[Start Task inputs]
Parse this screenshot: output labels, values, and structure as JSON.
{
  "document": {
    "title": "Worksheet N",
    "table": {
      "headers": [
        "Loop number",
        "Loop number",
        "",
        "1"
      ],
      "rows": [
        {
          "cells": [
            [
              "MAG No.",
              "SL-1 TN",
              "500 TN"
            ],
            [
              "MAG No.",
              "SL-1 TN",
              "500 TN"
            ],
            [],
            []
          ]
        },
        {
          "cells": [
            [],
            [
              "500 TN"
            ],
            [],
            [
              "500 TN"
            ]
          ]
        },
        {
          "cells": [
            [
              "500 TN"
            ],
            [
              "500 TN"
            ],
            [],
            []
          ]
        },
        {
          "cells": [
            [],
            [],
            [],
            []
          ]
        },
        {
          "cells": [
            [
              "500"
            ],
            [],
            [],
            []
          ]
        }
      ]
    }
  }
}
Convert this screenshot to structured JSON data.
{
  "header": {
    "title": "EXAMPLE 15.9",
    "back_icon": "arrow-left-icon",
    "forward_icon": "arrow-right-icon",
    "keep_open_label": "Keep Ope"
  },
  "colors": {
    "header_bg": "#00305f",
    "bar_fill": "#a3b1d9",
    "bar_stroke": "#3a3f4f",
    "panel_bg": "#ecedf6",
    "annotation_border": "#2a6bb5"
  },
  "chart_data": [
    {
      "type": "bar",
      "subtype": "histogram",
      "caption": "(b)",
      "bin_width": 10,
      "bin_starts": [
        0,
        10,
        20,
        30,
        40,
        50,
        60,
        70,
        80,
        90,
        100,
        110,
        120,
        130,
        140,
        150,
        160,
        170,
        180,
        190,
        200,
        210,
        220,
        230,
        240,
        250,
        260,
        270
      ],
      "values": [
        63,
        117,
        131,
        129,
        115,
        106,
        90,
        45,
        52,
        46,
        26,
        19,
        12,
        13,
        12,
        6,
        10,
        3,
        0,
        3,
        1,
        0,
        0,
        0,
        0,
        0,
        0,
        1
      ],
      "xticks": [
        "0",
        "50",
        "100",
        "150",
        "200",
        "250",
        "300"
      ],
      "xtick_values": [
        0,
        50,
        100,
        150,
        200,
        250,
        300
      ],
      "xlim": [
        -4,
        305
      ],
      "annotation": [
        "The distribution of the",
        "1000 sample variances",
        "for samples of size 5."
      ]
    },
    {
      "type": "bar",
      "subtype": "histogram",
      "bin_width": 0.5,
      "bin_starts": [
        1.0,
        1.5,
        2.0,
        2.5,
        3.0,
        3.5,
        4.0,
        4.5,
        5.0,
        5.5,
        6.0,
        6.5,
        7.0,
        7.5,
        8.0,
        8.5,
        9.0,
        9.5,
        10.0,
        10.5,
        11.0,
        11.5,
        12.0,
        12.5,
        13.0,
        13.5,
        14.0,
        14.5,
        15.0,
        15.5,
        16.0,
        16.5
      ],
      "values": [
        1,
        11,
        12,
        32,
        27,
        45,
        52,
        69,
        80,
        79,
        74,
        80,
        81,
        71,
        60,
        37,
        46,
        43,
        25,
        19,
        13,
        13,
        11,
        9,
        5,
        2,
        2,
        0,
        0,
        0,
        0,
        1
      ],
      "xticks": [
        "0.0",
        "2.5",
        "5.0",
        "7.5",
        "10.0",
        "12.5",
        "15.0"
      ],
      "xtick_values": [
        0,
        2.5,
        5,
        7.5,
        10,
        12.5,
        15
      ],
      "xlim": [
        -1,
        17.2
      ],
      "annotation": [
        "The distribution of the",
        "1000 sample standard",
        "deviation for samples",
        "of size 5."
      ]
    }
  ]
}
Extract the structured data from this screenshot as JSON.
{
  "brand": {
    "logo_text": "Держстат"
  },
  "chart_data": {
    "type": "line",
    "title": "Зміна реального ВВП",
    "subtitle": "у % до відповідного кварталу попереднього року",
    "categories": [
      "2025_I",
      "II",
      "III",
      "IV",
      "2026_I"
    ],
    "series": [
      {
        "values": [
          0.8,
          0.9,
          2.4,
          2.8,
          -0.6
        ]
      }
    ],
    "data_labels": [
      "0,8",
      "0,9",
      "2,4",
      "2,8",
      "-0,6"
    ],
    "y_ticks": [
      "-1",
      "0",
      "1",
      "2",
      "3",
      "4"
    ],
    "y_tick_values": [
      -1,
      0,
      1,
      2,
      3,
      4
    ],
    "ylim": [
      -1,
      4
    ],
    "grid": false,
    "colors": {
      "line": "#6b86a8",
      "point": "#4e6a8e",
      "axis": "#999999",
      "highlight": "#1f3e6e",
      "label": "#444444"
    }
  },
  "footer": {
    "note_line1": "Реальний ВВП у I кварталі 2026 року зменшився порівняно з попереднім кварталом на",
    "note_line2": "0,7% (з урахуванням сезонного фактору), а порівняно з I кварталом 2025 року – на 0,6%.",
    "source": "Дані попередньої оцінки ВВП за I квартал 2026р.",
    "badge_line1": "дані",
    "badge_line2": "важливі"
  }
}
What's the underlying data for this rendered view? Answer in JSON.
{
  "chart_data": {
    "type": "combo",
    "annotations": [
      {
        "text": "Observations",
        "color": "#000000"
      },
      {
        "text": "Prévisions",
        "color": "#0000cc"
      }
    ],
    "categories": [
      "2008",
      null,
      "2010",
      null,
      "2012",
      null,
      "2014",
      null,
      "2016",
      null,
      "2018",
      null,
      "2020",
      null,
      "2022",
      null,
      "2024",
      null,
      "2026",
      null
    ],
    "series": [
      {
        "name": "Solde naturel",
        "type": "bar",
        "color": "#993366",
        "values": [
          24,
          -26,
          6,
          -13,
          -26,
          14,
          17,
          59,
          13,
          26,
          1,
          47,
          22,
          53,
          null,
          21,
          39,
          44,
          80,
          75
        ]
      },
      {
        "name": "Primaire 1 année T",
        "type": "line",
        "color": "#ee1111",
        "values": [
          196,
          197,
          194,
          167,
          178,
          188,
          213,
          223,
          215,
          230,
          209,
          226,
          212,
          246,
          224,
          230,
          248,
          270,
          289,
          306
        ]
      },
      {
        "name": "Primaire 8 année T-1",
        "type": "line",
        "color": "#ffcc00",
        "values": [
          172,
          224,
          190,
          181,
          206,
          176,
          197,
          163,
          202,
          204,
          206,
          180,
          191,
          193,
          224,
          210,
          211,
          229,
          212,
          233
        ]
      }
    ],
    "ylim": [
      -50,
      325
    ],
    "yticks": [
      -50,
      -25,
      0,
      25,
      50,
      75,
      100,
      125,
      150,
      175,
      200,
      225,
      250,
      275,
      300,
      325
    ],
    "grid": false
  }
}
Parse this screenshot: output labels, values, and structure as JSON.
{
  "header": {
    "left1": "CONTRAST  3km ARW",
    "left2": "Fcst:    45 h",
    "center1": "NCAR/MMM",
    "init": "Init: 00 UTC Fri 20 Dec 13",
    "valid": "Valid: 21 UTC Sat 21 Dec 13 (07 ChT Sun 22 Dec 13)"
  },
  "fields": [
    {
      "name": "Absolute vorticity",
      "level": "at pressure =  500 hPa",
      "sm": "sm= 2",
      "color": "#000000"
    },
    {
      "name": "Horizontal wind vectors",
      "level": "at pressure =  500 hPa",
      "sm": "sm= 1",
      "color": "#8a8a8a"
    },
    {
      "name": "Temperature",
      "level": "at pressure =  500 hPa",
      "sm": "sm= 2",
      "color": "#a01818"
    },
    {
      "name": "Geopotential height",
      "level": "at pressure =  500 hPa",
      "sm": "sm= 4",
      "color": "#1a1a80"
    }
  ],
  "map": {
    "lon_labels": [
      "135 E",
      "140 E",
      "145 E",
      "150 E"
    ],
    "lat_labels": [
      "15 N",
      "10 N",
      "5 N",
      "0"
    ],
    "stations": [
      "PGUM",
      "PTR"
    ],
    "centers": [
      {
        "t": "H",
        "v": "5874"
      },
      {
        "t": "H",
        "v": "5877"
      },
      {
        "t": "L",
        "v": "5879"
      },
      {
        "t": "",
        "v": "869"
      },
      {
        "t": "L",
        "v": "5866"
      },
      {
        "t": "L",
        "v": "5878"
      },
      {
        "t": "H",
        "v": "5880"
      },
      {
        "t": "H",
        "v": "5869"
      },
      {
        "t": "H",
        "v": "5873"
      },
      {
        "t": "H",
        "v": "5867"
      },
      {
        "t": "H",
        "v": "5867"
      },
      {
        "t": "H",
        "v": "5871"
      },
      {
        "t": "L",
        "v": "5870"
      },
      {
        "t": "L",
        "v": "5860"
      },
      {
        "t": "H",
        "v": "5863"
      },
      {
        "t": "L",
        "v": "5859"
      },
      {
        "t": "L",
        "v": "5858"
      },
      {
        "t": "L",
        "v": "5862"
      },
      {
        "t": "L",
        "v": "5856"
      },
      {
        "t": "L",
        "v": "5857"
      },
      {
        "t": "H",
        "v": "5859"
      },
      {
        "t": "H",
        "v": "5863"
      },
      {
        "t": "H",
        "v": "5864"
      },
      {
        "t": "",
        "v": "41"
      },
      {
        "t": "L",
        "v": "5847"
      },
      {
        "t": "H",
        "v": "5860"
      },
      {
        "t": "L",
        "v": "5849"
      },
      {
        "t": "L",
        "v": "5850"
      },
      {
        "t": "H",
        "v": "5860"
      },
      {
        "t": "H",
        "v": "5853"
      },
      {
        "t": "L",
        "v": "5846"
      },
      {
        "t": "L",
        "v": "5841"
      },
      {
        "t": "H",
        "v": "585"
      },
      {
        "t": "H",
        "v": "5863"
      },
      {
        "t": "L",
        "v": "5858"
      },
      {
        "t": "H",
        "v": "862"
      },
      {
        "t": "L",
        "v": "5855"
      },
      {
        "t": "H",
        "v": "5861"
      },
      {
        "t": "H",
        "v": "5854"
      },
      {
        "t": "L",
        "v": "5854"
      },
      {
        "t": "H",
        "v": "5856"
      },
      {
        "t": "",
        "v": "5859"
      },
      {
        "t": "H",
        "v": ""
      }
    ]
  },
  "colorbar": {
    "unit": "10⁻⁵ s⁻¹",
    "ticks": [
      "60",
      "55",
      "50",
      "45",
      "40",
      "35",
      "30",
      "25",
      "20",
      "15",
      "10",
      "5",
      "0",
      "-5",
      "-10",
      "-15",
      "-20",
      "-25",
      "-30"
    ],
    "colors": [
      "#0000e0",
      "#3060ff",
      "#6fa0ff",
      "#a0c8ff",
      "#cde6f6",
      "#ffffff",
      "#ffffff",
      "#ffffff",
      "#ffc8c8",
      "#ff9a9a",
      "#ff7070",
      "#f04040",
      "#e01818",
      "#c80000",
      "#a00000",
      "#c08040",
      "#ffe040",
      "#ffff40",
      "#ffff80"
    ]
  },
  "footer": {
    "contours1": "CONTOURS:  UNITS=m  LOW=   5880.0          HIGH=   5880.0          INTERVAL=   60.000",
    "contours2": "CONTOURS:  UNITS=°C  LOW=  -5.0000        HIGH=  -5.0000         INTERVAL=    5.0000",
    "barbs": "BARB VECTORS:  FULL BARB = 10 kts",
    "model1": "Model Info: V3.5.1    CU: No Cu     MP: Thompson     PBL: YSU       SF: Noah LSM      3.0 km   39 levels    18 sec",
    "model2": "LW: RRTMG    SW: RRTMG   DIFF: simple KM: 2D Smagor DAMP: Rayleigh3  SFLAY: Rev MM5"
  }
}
[End Task inputs]
Problem to work on:
Identify and copy all lines with the word "UNITS".

Task answer:
    "contours1": "CONTOURS:  UNITS=m  LOW=   5880.0          HIGH=   5880.0          INTERVAL=   60.000",
    "contours2": "CONTOURS:  UNITS=°C  LOW=  -5.0000        HIGH=  -5.0000         INTERVAL=    5.0000",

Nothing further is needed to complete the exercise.